***** EXCERPTED PASSAGE
Raphael Rutman (Modern Hebrew: רפאל ראטמאן, born November 18, 1972) — is a Chabad Light Rabbi and a Shliach ("emissary") of the Lubavitcher Rebbe Menachem Mendel Schneerson. Executive Chairman of the .

Biography 
He received his secondary education in the United Kingdom. Received a bachelor's degree in "Higher Jewish Education" in the United States. Became an envoy of the Lubavitcher Rebbe in Ukraine in 1993. Opened many children's social programs in Ukraine. Also, with his direct participation, the first Jewish orphanages for orphans in Ukraine were opened. Subsequently, he opened Jewish orphanages in many cities of Ukraine. On the initiative of Rutman, winter and summer Jewish children's camps began their work. Created children's educational and entertainment clubs throughout the CIS.
**********
***** GIVEN RECORDS
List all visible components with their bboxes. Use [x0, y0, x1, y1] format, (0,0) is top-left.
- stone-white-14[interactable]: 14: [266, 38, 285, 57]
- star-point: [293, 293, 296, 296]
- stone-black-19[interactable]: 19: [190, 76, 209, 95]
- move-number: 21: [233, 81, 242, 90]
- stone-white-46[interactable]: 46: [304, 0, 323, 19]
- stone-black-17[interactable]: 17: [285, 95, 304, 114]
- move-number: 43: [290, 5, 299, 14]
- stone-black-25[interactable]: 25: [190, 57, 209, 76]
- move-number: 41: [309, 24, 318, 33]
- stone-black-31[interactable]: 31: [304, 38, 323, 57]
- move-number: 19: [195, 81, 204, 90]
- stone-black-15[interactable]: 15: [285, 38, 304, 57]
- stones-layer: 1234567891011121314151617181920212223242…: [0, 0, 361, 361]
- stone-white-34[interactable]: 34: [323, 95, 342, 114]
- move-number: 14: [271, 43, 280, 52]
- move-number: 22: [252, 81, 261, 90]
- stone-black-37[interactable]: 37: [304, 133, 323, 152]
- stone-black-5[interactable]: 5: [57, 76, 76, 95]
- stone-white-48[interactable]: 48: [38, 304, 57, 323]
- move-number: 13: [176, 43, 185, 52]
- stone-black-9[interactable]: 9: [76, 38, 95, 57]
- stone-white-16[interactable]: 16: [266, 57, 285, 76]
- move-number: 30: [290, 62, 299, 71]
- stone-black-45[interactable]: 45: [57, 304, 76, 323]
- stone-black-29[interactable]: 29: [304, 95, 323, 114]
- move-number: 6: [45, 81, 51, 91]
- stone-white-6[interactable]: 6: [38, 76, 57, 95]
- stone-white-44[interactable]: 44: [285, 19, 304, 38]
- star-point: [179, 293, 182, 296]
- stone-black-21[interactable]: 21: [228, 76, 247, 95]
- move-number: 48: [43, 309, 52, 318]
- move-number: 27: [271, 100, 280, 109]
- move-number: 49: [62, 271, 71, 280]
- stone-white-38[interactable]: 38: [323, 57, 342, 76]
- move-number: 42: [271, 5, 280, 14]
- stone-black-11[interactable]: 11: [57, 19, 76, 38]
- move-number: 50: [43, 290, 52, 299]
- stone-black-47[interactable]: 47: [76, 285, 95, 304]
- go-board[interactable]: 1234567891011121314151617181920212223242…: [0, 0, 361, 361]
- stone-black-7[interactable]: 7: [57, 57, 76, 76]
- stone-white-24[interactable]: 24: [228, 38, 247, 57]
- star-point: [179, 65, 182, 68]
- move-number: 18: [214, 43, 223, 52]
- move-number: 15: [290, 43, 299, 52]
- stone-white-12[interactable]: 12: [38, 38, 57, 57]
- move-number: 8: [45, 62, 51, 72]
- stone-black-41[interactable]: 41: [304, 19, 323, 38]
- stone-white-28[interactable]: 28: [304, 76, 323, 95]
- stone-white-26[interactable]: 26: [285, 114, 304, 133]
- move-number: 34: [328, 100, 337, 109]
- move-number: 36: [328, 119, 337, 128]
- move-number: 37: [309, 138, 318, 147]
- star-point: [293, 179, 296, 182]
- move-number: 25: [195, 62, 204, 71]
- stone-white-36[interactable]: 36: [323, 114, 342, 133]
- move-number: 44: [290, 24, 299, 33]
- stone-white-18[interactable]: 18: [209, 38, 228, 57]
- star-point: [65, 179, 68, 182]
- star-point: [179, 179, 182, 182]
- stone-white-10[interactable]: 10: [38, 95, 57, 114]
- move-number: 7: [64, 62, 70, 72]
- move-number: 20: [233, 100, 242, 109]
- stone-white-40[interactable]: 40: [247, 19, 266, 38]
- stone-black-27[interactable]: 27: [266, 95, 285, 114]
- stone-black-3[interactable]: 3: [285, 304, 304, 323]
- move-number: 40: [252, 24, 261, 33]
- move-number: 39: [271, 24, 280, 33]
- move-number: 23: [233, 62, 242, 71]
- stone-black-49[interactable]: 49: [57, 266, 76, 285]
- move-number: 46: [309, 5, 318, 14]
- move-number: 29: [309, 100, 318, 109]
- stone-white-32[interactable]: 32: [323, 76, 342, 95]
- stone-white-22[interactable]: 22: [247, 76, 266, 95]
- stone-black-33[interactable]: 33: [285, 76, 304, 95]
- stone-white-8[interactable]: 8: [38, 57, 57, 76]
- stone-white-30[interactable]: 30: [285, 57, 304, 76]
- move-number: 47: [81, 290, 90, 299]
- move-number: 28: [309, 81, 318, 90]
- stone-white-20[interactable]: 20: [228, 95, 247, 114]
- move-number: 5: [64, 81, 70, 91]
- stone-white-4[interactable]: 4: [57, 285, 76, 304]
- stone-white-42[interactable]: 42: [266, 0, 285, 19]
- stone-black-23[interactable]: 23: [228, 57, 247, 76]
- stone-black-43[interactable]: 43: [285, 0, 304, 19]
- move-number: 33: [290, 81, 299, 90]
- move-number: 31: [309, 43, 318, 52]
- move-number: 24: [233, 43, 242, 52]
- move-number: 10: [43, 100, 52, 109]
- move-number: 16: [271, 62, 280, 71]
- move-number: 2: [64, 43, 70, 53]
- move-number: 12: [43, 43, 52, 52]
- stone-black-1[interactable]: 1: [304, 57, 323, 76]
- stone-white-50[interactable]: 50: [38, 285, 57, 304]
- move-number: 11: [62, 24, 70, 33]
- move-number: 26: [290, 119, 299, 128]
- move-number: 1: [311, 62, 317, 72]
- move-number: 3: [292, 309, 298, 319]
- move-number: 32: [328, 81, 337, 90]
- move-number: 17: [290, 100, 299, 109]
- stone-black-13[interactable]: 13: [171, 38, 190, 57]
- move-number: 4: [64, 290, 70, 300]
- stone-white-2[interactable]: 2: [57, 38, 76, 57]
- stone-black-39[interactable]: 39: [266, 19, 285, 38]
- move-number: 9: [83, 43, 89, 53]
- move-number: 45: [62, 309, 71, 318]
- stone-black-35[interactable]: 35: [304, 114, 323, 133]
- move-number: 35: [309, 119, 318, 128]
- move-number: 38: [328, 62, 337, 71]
**********
■ WHAT IS ASKED ■
1. Name every country mentioned in the biography of Raphael Rutman, giving each only once.
2. Proceed with the Raphael Rutman biography from the point where it stops, in the same formal style.

■ RESULTS ■
1. United Kingdom, United States, Ukraine

2.
He opened and manages two schools, primary and secondary in Kyiv, as well as a junior rabbinical college. Leads the international Jewish community for diplomats and local and foreign businessmen in Kyiv. He is the Executive Vice Chairman of the Council of the Federation of Jewish Communities of Ukraine, an organization that includes all the rabbis of Ukraine. Responsible for all diplomatic and international relations of the Federation of Jewish Communities of Ukraine.

Married, wife Devorah was born in Miami, has 7 children.

Activity 
11 October 2021 President of the European Council Charles Michel lit a candle near the Menorah monument and, Vice Chairman of the Board of the Federation of Jewish Communities of Ukraine, prayed in memory of those killed in the Babyn Yar tragedy in a symbolic synagogue.

In January 2022 had a prayer at International symposium dedicated to the Babyn Yar massacre and Eastern European Holocaust ahead of Holocaust Remembrance Day to be held in Kyiv.

In April 2022, was in Kyiv before the start of Pesach and was interviewed by CNN’s Jake Tapper. He gave him items for a full Seder and put on Teffilin.

Literature 
 Sarah Garibov. Memories for a Blessing Jewish Mourning Rituals and Commemorative Practices in Postwar Belarus and Ukraine, 1944-1991. University of Michigan, 2017.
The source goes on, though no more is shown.